## REQUIREMENT:
Pull the data lines from the very first line through the line that contains "vscrollbar[interactable]: ▲ ▼", including both ends, and reproduce them unchanged.

--------------------

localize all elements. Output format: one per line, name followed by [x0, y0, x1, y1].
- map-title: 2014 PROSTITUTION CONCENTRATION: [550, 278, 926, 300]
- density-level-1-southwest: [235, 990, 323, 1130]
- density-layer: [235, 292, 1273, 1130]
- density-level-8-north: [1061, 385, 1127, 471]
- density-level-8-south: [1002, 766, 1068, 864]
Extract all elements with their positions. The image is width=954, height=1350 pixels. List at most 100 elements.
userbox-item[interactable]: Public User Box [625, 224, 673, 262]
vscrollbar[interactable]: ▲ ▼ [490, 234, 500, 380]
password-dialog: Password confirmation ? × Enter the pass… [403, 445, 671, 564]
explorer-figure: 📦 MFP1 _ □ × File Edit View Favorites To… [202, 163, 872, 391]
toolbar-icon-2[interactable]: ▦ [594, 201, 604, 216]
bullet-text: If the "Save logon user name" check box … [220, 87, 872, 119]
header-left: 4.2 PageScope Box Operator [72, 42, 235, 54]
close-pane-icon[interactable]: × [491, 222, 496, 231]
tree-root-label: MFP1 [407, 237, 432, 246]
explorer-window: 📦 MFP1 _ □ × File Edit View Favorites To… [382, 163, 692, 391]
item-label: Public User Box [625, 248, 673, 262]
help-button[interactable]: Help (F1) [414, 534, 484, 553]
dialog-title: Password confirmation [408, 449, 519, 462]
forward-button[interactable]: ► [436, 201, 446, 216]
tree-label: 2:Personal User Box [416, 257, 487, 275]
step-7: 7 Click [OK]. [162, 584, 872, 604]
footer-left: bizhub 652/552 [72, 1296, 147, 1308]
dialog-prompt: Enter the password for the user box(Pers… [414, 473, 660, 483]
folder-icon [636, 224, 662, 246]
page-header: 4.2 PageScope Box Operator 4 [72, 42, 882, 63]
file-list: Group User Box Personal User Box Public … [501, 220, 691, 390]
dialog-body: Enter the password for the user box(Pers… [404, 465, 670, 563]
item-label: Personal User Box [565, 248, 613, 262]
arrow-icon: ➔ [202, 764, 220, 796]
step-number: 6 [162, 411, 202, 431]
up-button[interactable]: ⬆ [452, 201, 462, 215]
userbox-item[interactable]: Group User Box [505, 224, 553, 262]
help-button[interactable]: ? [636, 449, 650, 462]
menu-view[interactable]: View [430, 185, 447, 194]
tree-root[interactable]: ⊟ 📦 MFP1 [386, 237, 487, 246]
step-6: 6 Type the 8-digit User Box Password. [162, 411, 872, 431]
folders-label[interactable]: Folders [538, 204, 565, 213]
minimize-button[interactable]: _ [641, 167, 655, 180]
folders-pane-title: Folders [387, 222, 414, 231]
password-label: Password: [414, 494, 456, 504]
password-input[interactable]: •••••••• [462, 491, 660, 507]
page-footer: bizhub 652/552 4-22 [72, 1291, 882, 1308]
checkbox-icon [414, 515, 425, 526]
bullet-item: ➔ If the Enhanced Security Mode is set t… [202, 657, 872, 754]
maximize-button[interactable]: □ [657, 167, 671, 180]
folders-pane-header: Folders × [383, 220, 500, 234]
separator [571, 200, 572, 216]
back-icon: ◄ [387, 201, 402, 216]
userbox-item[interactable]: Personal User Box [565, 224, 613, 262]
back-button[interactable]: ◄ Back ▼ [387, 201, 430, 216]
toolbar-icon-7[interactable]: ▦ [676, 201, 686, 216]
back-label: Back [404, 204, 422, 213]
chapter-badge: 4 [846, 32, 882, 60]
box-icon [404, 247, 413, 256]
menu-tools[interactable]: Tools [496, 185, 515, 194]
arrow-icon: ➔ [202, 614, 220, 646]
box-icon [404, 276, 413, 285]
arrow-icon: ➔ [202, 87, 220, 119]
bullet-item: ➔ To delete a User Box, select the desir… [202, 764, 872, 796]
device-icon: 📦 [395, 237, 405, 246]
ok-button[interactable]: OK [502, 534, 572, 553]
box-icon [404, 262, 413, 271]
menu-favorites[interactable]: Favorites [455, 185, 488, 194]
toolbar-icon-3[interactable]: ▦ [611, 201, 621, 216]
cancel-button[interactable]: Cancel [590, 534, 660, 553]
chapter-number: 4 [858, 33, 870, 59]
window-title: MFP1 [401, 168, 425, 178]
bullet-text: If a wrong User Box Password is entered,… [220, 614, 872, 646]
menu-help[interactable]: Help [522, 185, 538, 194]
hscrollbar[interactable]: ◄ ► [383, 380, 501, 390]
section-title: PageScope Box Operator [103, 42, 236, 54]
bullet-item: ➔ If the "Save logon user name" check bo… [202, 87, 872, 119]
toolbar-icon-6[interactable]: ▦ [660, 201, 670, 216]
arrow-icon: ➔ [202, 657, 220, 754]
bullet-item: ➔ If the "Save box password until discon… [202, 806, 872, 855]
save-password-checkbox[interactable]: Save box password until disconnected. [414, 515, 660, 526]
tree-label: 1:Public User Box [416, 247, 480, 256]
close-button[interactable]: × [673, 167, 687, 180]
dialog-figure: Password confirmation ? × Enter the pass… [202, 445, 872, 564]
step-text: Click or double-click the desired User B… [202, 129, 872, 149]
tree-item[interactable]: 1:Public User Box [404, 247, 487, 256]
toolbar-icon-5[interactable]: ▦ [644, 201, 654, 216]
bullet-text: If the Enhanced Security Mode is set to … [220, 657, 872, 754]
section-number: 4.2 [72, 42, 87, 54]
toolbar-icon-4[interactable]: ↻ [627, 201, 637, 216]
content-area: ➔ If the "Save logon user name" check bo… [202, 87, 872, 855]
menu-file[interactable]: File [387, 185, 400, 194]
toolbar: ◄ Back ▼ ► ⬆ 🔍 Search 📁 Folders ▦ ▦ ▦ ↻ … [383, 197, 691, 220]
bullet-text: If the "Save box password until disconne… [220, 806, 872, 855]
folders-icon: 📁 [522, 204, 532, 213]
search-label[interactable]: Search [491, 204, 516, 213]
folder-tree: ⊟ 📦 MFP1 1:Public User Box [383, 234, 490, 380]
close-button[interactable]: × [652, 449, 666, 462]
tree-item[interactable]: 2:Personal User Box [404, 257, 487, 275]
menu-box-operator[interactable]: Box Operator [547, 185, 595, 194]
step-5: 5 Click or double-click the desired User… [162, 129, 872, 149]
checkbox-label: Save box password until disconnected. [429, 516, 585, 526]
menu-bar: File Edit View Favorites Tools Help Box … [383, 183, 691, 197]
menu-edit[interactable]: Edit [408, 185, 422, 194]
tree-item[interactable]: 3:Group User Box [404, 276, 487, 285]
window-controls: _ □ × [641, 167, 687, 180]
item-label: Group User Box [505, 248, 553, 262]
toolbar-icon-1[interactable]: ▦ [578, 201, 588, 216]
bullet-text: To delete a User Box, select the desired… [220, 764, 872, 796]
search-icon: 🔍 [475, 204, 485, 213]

--------------------

## ANSWER FOR THIS EXERCISE:
localize all elements. Output format: one per line, name followed by [x0, y0, x1, y1].
- map-title: 2014 PROSTITUTION CONCENTRATION: [550, 278, 926, 300]
- density-level-1-southwest: [235, 990, 323, 1130]
- density-layer: [235, 292, 1273, 1130]
- density-level-8-north: [1061, 385, 1127, 471]
- density-level-8-south: [1002, 766, 1068, 864]
Extract all elements with their positions. The image is width=954, height=1350 pixels. List at most 100 elements.
userbox-item[interactable]: Public User Box [625, 224, 673, 262]
vscrollbar[interactable]: ▲ ▼ [490, 234, 500, 380]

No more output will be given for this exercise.